▶ [TASK STATEMENT]: In the entries below, find every line holding the string "carbon" and collect it.

>> Begin DATA TO USE

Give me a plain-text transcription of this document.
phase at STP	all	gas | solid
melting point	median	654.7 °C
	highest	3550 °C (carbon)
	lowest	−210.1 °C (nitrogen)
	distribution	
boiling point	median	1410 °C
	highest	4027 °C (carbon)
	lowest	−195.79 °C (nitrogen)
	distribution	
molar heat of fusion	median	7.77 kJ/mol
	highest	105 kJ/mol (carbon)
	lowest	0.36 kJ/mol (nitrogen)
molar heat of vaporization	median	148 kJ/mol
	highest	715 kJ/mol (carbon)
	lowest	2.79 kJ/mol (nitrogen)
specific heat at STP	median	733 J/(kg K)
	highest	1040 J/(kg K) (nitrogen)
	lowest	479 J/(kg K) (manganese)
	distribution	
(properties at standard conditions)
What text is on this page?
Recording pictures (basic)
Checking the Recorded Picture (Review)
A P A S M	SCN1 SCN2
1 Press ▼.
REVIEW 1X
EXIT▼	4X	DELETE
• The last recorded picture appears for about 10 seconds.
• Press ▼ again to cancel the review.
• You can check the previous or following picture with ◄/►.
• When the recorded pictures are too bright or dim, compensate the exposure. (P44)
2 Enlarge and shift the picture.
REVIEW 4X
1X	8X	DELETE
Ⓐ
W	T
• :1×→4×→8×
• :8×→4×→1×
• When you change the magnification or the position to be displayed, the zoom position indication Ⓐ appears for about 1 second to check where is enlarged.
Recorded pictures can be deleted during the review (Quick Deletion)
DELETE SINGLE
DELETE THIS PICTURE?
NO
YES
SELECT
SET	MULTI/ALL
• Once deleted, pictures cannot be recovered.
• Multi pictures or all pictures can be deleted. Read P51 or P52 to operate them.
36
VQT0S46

>> End DATA TO USE

▶ [TASK SOLUTION]:
	highest	3550 °C (carbon)
	highest	4027 °C (carbon)
	highest	105 kJ/mol (carbon)
	highest	715 kJ/mol (carbon)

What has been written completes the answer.